Some records

## Start

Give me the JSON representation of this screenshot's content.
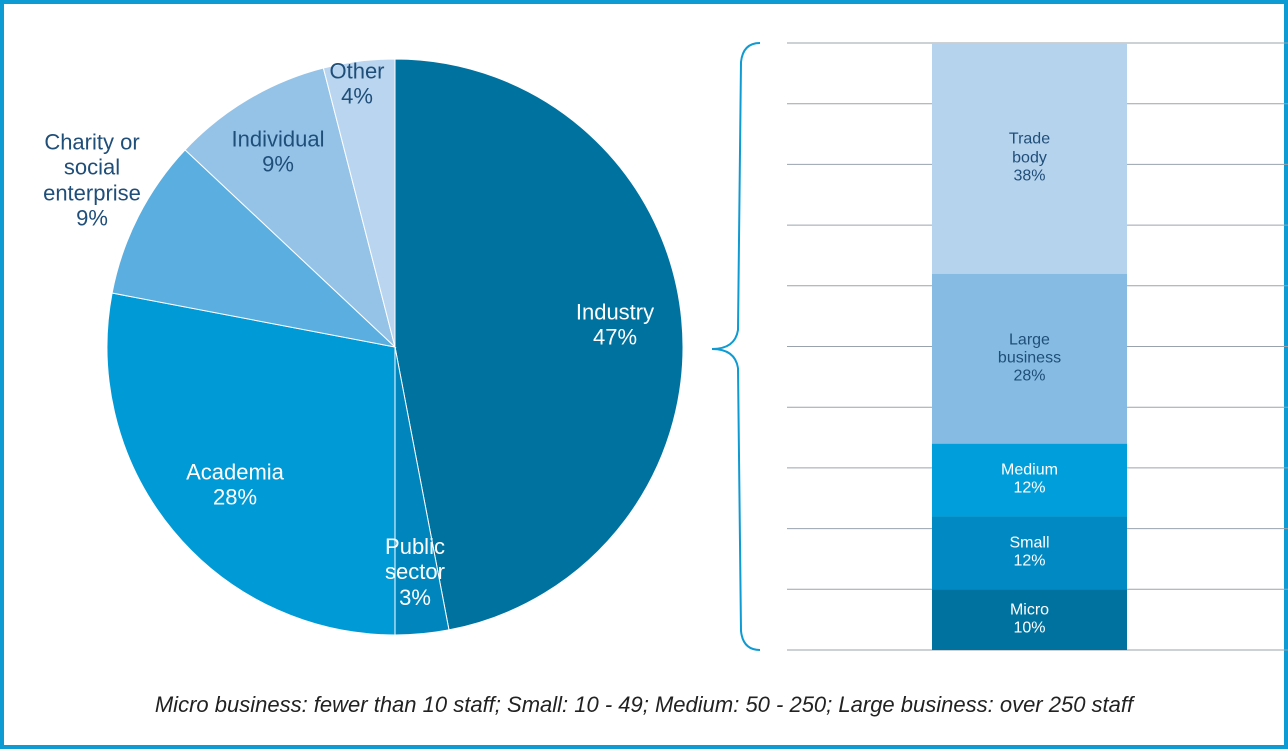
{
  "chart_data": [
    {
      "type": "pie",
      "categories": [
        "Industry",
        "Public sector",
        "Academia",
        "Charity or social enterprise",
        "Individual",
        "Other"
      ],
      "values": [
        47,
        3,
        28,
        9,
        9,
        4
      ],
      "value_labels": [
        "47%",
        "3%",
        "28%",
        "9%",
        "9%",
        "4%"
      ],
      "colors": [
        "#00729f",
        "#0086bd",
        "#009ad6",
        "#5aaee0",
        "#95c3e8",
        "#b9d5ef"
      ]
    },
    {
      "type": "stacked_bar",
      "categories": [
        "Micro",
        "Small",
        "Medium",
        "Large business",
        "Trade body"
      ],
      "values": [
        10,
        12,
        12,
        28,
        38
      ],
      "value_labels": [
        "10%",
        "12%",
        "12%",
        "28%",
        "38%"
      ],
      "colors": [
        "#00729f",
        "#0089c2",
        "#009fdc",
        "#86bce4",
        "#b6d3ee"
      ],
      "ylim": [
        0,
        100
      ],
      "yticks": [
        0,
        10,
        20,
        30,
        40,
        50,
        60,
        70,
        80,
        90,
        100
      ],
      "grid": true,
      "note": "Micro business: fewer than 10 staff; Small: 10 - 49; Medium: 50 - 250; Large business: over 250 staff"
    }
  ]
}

## End

The task:
Repeat the data exactly, without the pictures.

Written solution:
Give me the JSON representation of this screenshot's content.
{
  "chart_data": [
    {
      "type": "pie",
      "categories": [
        "Industry",
        "Public sector",
        "Academia",
        "Charity or social enterprise",
        "Individual",
        "Other"
      ],
      "values": [
        47,
        3,
        28,
        9,
        9,
        4
      ],
      "value_labels": [
        "47%",
        "3%",
        "28%",
        "9%",
        "9%",
        "4%"
      ],
      "colors": [
        "#00729f",
        "#0086bd",
        "#009ad6",
        "#5aaee0",
        "#95c3e8",
        "#b9d5ef"
      ]
    },
    {
      "type": "stacked_bar",
      "categories": [
        "Micro",
        "Small",
        "Medium",
        "Large business",
        "Trade body"
      ],
      "values": [
        10,
        12,
        12,
        28,
        38
      ],
      "value_labels": [
        "10%",
        "12%",
        "12%",
        "28%",
        "38%"
      ],
      "colors": [
        "#00729f",
        "#0089c2",
        "#009fdc",
        "#86bce4",
        "#b6d3ee"
      ],
      "ylim": [
        0,
        100
      ],
      "yticks": [
        0,
        10,
        20,
        30,
        40,
        50,
        60,
        70,
        80,
        90,
        100
      ],
      "grid": true,
      "note": "Micro business: fewer than 10 staff; Small: 10 - 49; Medium: 50 - 250; Large business: over 250 staff"
    }
  ]
}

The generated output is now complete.